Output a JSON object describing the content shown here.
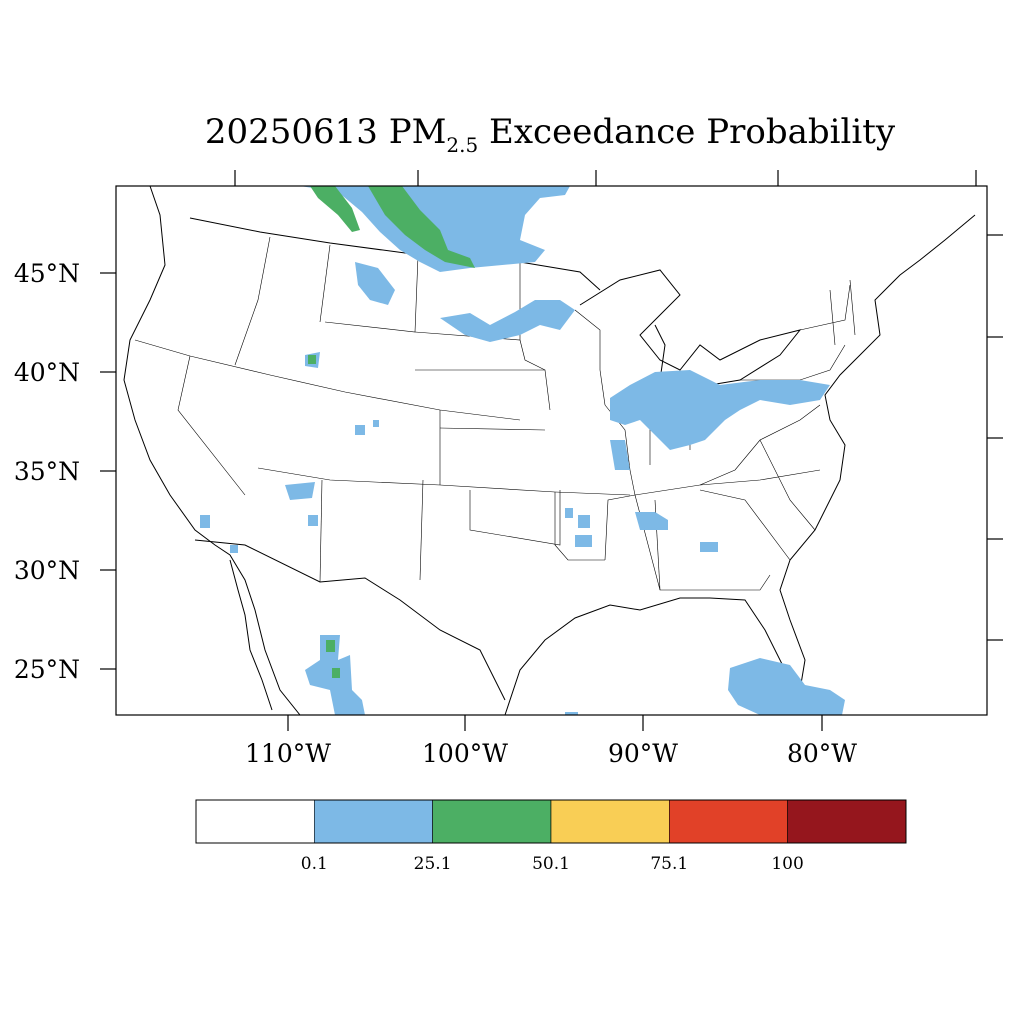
{
  "map": {
    "title_pre": "20250613 PM",
    "title_sub": "2.5",
    "title_post": " Exceedance Probability",
    "lat_labels": [
      "45°N",
      "40°N",
      "35°N",
      "30°N",
      "25°N"
    ],
    "lon_labels": [
      "110°W",
      "100°W",
      "90°W",
      "80°W"
    ]
  },
  "legend": {
    "levels": [
      "0.1",
      "25.1",
      "50.1",
      "75.1",
      "100"
    ],
    "colors": [
      "#ffffff",
      "#7db9e6",
      "#4caf64",
      "#f9ce55",
      "#e14128",
      "#95161d"
    ]
  }
}
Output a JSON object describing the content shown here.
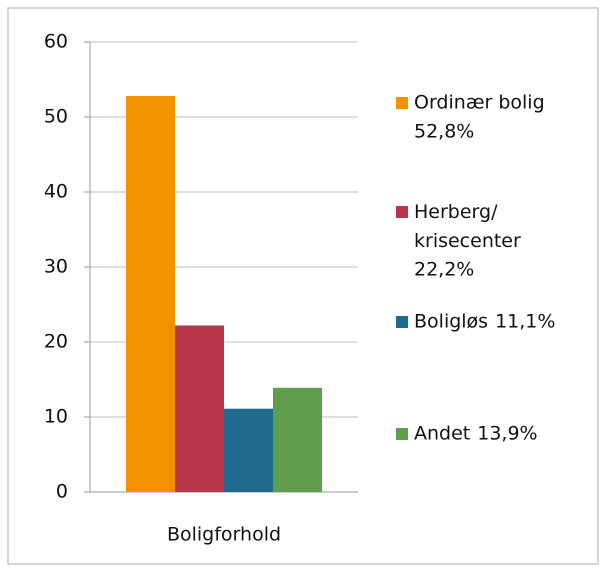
{
  "chart_data": {
    "type": "bar",
    "categories": [
      "Boligforhold"
    ],
    "series": [
      {
        "name": "Ordinær bolig",
        "color": "#f39200",
        "values": [
          52.8
        ],
        "value_labels": [
          "52,8%"
        ]
      },
      {
        "name": "Herberg/krisecenter",
        "color": "#b8364a",
        "values": [
          22.2
        ],
        "value_labels": [
          "22,2%"
        ]
      },
      {
        "name": "Boligløs",
        "color": "#1f6b8f",
        "values": [
          11.1
        ],
        "value_labels": [
          "11,1%"
        ]
      },
      {
        "name": "Andet",
        "color": "#5f9e4f",
        "values": [
          13.9
        ],
        "value_labels": [
          "13,9%"
        ]
      }
    ],
    "ylim": [
      0,
      60
    ],
    "yticks": [
      0,
      10,
      20,
      30,
      40,
      50,
      60
    ],
    "grid": true,
    "legend": "right"
  }
}
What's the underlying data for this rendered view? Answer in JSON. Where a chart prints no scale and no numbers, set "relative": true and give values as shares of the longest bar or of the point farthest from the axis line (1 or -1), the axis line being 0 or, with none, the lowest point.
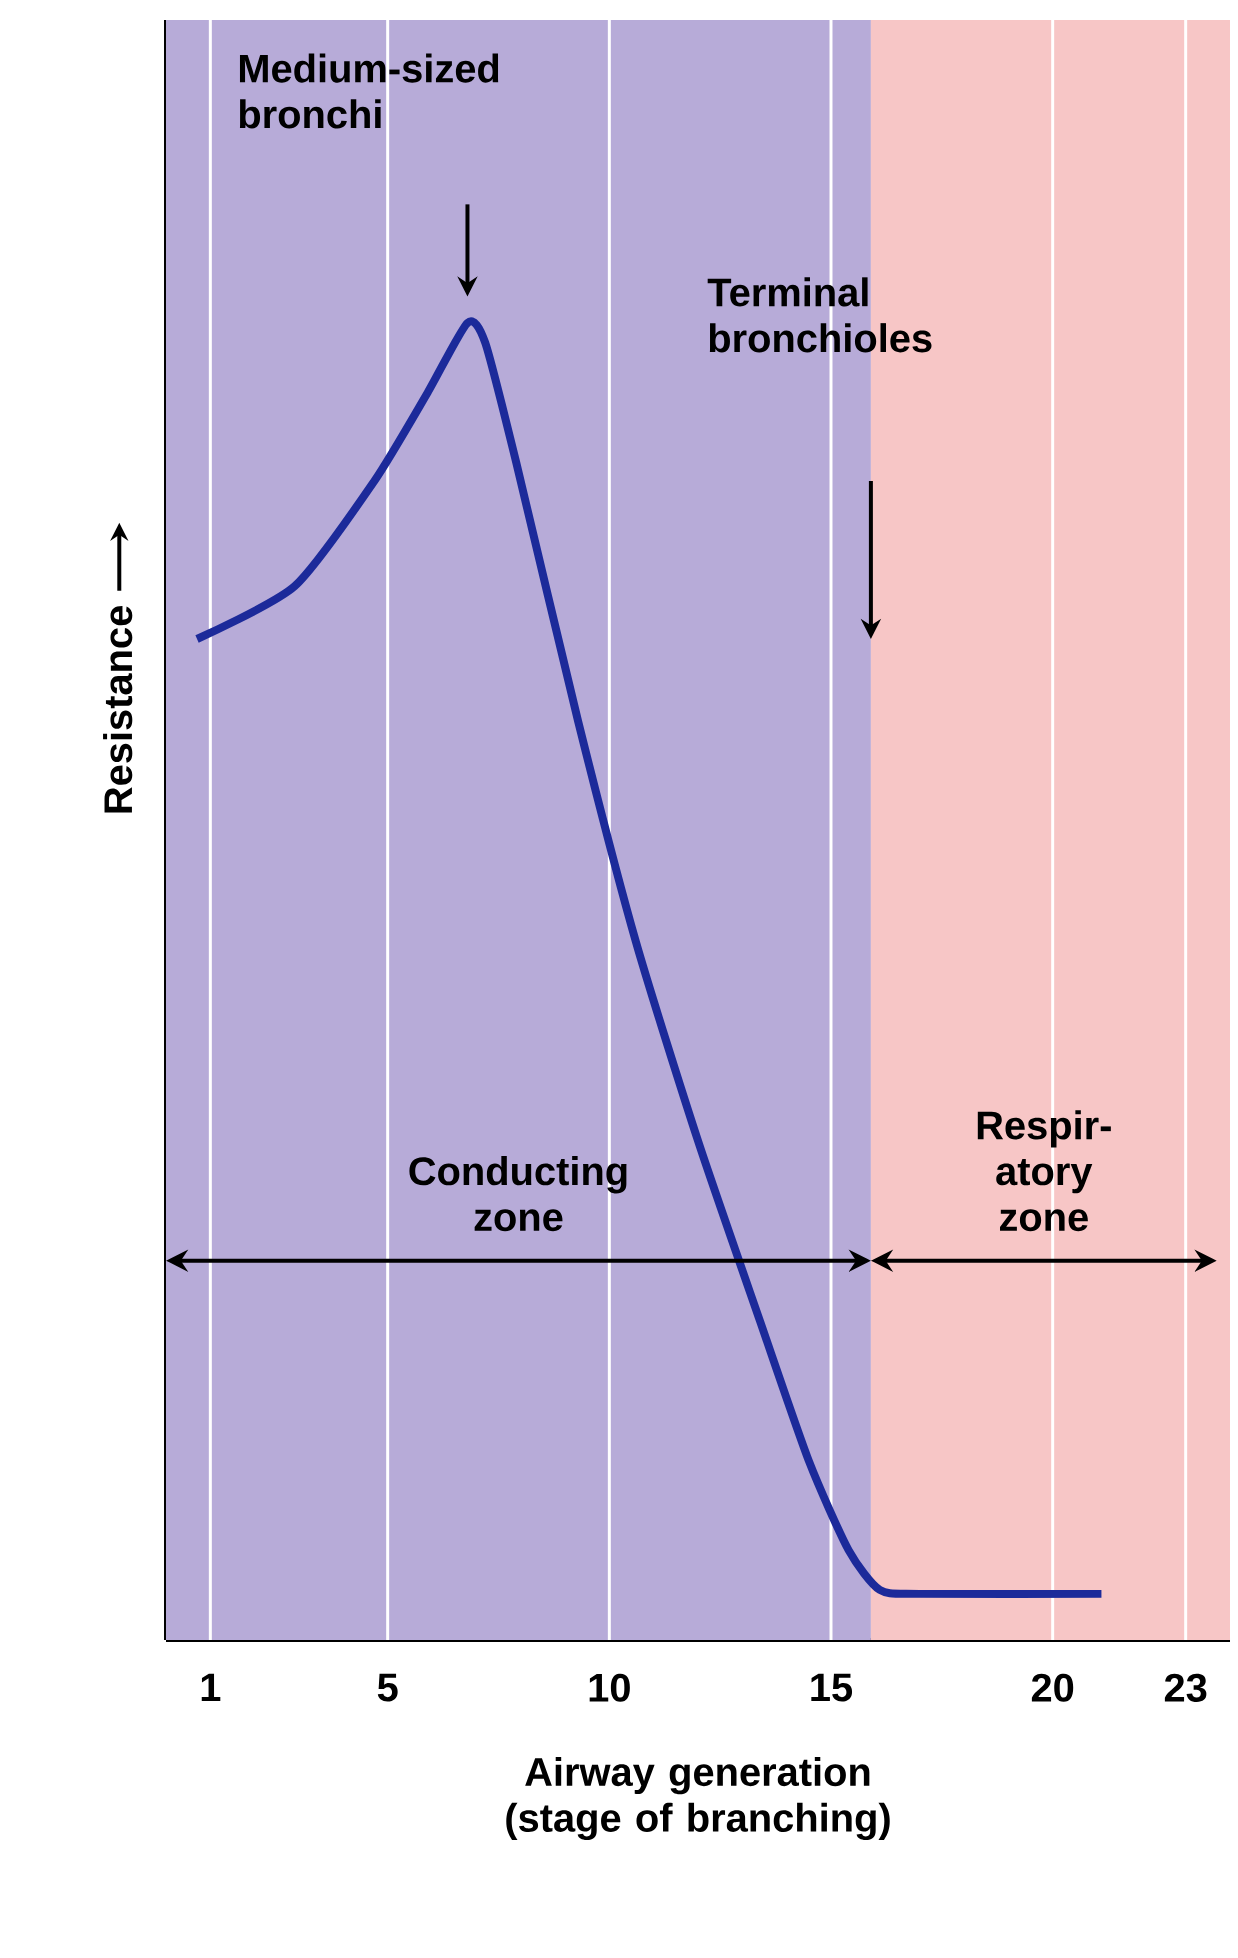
{
  "chart_data": {
    "type": "line",
    "relative": true,
    "xlabel": "Airway generation (stage of branching)",
    "ylabel": "Resistance",
    "xlim": [
      0,
      24
    ],
    "xticks": [
      1,
      5,
      10,
      15,
      20,
      23
    ],
    "grid": "x",
    "series": [
      {
        "color": "#1c2a9a",
        "x": [
          0.7,
          2.9,
          4.7,
          5.9,
          6.8,
          7.2,
          7.9,
          9.3,
          10.6,
          12.0,
          13.4,
          14.5,
          15.4,
          16.1,
          17.0,
          21.1
        ],
        "values": [
          0.76,
          0.8,
          0.88,
          0.947,
          1.0,
          0.985,
          0.894,
          0.697,
          0.53,
          0.379,
          0.242,
          0.136,
          0.068,
          0.038,
          0.035,
          0.035
        ]
      }
    ],
    "bands": [
      {
        "axis": "x",
        "from": 0,
        "to": 15.9,
        "label": "Conducting zone",
        "color": "#b7abd8"
      },
      {
        "axis": "x",
        "from": 15.9,
        "to": 24,
        "label": "Respir-atory zone",
        "color": "#f7c6c6"
      }
    ],
    "annotations": [
      "Medium-sized bronchi",
      "Terminal bronchioles"
    ]
  }
}
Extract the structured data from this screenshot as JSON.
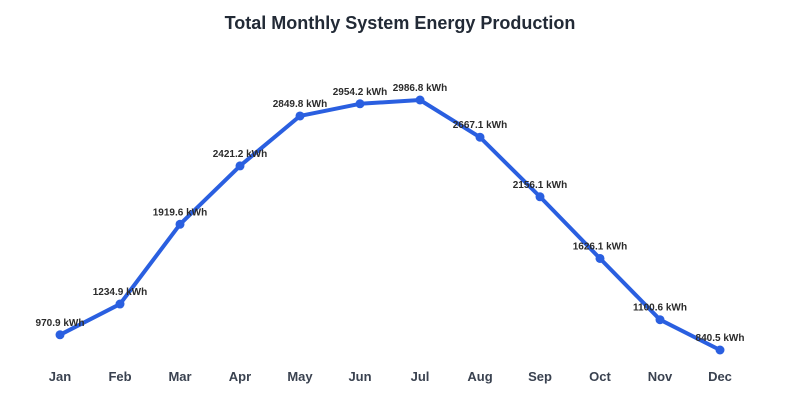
{
  "chart_data": {
    "type": "line",
    "title": "Total Monthly System Energy Production",
    "xlabel": "",
    "ylabel": "",
    "categories": [
      "Jan",
      "Feb",
      "Mar",
      "Apr",
      "May",
      "Jun",
      "Jul",
      "Aug",
      "Sep",
      "Oct",
      "Nov",
      "Dec"
    ],
    "series": [
      {
        "values": [
          970.9,
          1234.9,
          1919.6,
          2421.2,
          2849.8,
          2954.2,
          2986.8,
          2667.1,
          2156.1,
          1626.1,
          1100.6,
          840.5
        ],
        "data_labels": [
          "970.9 kWh",
          "1234.9 kWh",
          "1919.6 kWh",
          "2421.2 kWh",
          "2849.8 kWh",
          "2954.2 kWh",
          "2986.8 kWh",
          "2667.1 kWh",
          "2156.1 kWh",
          "1626.1 kWh",
          "1100.6 kWh",
          "840.5 kWh"
        ],
        "color": "#2a5fe0"
      }
    ],
    "ylim": [
      840.5,
      2986.8
    ],
    "grid": false,
    "legend": "none",
    "y_axis_visible": false
  }
}
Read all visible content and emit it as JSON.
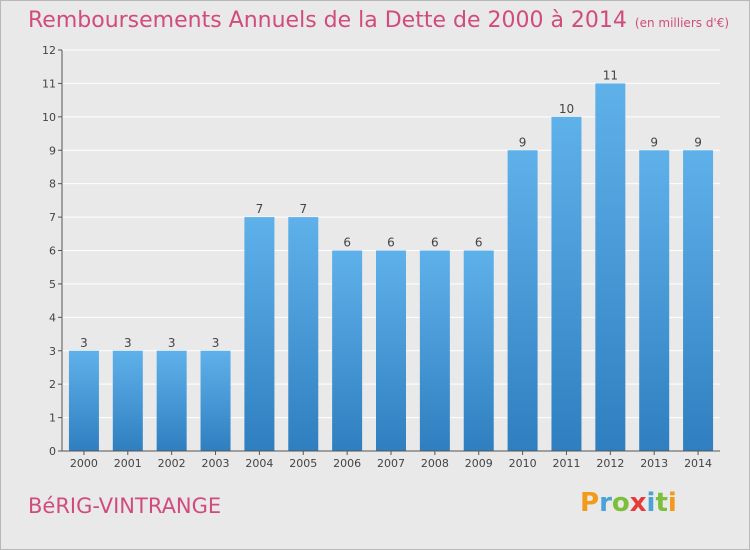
{
  "title": "Remboursements Annuels de la Dette de 2000 à 2014",
  "subtitle": "(en milliers d'€)",
  "commune": "BéRIG-VINTRANGE",
  "logo": {
    "letters": [
      "P",
      "r",
      "o",
      "x",
      "i",
      "t",
      "i"
    ],
    "colors": [
      "#f29a1a",
      "#4aa3d8",
      "#7bbf3a",
      "#e53b3b",
      "#4aa3d8",
      "#7bbf3a",
      "#f29a1a"
    ]
  },
  "colors": {
    "accent": "#d24b7d",
    "bar": "#3f95d8",
    "bar_light": "#5aaee6",
    "grid": "#ffffff"
  },
  "chart_data": {
    "type": "bar",
    "title": "Remboursements Annuels de la Dette de 2000 à 2014",
    "xlabel": "",
    "ylabel": "",
    "categories": [
      "2000",
      "2001",
      "2002",
      "2003",
      "2004",
      "2005",
      "2006",
      "2007",
      "2008",
      "2009",
      "2010",
      "2011",
      "2012",
      "2013",
      "2014"
    ],
    "values": [
      3,
      3,
      3,
      3,
      7,
      7,
      6,
      6,
      6,
      6,
      9,
      10,
      11,
      9,
      9
    ],
    "data_labels": [
      "3",
      "3",
      "3",
      "3",
      "7",
      "7",
      "6",
      "6",
      "6",
      "6",
      "9",
      "10",
      "11",
      "9",
      "9"
    ],
    "ylim": [
      0,
      12
    ],
    "yticks": [
      0,
      1,
      2,
      3,
      4,
      5,
      6,
      7,
      8,
      9,
      10,
      11,
      12
    ],
    "grid": true
  }
}
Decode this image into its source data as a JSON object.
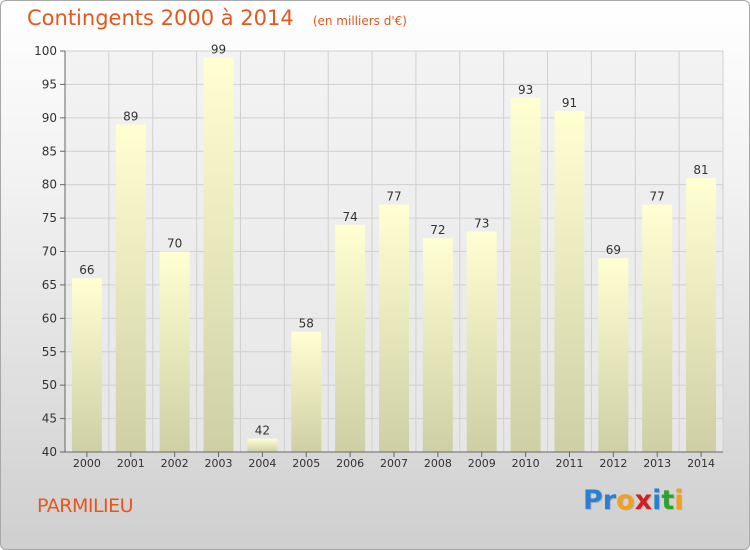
○ ○ ○ ○
▶ SHORT TASK
Pictures are to be left out; all else in the entries above is to be quoted exactly.

▶ OUTPUT FOR THIS EXERCISE
Output a JSON object describing the content shown here.
{
  "map": {
    "title_pre": "20250613 PM",
    "title_sub": "2.5",
    "title_post": " Exceedance Probability",
    "lat_labels": [
      "45°N",
      "40°N",
      "35°N",
      "30°N",
      "25°N"
    ],
    "lon_labels": [
      "110°W",
      "100°W",
      "90°W",
      "80°W"
    ]
  },
  "legend": {
    "levels": [
      "0.1",
      "25.1",
      "50.1",
      "75.1",
      "100"
    ],
    "colors": [
      "#ffffff",
      "#7db9e6",
      "#4caf64",
      "#f9ce55",
      "#e14128",
      "#95161d"
    ]
  }
}
Output a JSON object describing the content shown here.
{
  "chart_data": {
    "type": "bar",
    "categories": [
      "Boligforhold"
    ],
    "series": [
      {
        "name": "Ordinær bolig",
        "color": "#f39200",
        "values": [
          52.8
        ],
        "value_labels": [
          "52,8%"
        ]
      },
      {
        "name": "Herberg/krisecenter",
        "color": "#b8364a",
        "values": [
          22.2
        ],
        "value_labels": [
          "22,2%"
        ]
      },
      {
        "name": "Boligløs",
        "color": "#1f6b8f",
        "values": [
          11.1
        ],
        "value_labels": [
          "11,1%"
        ]
      },
      {
        "name": "Andet",
        "color": "#5f9e4f",
        "values": [
          13.9
        ],
        "value_labels": [
          "13,9%"
        ]
      }
    ],
    "ylim": [
      0,
      60
    ],
    "yticks": [
      0,
      10,
      20,
      30,
      40,
      50,
      60
    ],
    "grid": true,
    "legend": "right"
  }
}
What's the underlying data for this rendered view? Answer in JSON. Where a chart prints no scale and no numbers, set "relative": true and give values as shares of the longest bar or of the point farthest from the axis line (1 or -1), the axis line being 0 or, with none, the lowest point.
{
  "chart_data": {
    "type": "line",
    "relative": true,
    "xlabel": "Airway generation (stage of branching)",
    "ylabel": "Resistance",
    "xlim": [
      0,
      24
    ],
    "xticks": [
      1,
      5,
      10,
      15,
      20,
      23
    ],
    "grid": "x",
    "series": [
      {
        "color": "#1c2a9a",
        "x": [
          0.7,
          2.9,
          4.7,
          5.9,
          6.8,
          7.2,
          7.9,
          9.3,
          10.6,
          12.0,
          13.4,
          14.5,
          15.4,
          16.1,
          17.0,
          21.1
        ],
        "values": [
          0.76,
          0.8,
          0.88,
          0.947,
          1.0,
          0.985,
          0.894,
          0.697,
          0.53,
          0.379,
          0.242,
          0.136,
          0.068,
          0.038,
          0.035,
          0.035
        ]
      }
    ],
    "bands": [
      {
        "axis": "x",
        "from": 0,
        "to": 15.9,
        "label": "Conducting zone",
        "color": "#b7abd8"
      },
      {
        "axis": "x",
        "from": 15.9,
        "to": 24,
        "label": "Respir-atory zone",
        "color": "#f7c6c6"
      }
    ],
    "annotations": [
      "Medium-sized bronchi",
      "Terminal bronchioles"
    ]
  }
}
Extract the structured data from this screenshot as JSON.
{
  "chart_data": {
    "type": "line",
    "title": "Total Monthly System Energy Production",
    "xlabel": "",
    "ylabel": "",
    "categories": [
      "Jan",
      "Feb",
      "Mar",
      "Apr",
      "May",
      "Jun",
      "Jul",
      "Aug",
      "Sep",
      "Oct",
      "Nov",
      "Dec"
    ],
    "series": [
      {
        "values": [
          970.9,
          1234.9,
          1919.6,
          2421.2,
          2849.8,
          2954.2,
          2986.8,
          2667.1,
          2156.1,
          1626.1,
          1100.6,
          840.5
        ],
        "data_labels": [
          "970.9 kWh",
          "1234.9 kWh",
          "1919.6 kWh",
          "2421.2 kWh",
          "2849.8 kWh",
          "2954.2 kWh",
          "2986.8 kWh",
          "2667.1 kWh",
          "2156.1 kWh",
          "1626.1 kWh",
          "1100.6 kWh",
          "840.5 kWh"
        ],
        "color": "#2a5fe0"
      }
    ],
    "ylim": [
      840.5,
      2986.8
    ],
    "grid": false,
    "legend": "none",
    "y_axis_visible": false
  }
}
Read all visible content and emit it as JSON.
{
  "title": "Remboursements Annuels de la Dette de 2000 à 2014",
  "subtitle": "(en milliers d'€)",
  "commune": "BéRIG-VINTRANGE",
  "logo": {
    "letters": [
      "P",
      "r",
      "o",
      "x",
      "i",
      "t",
      "i"
    ],
    "colors": [
      "#f29a1a",
      "#4aa3d8",
      "#7bbf3a",
      "#e53b3b",
      "#4aa3d8",
      "#7bbf3a",
      "#f29a1a"
    ]
  },
  "colors": {
    "accent": "#d24b7d",
    "bar": "#3f95d8",
    "bar_light": "#5aaee6",
    "grid": "#ffffff"
  },
  "chart_data": {
    "type": "bar",
    "title": "Remboursements Annuels de la Dette de 2000 à 2014",
    "xlabel": "",
    "ylabel": "",
    "categories": [
      "2000",
      "2001",
      "2002",
      "2003",
      "2004",
      "2005",
      "2006",
      "2007",
      "2008",
      "2009",
      "2010",
      "2011",
      "2012",
      "2013",
      "2014"
    ],
    "values": [
      3,
      3,
      3,
      3,
      7,
      7,
      6,
      6,
      6,
      6,
      9,
      10,
      11,
      9,
      9
    ],
    "data_labels": [
      "3",
      "3",
      "3",
      "3",
      "7",
      "7",
      "6",
      "6",
      "6",
      "6",
      "9",
      "10",
      "11",
      "9",
      "9"
    ],
    "ylim": [
      0,
      12
    ],
    "yticks": [
      0,
      1,
      2,
      3,
      4,
      5,
      6,
      7,
      8,
      9,
      10,
      11,
      12
    ],
    "grid": true
  }
}
Decode this image into its source data as a JSON object.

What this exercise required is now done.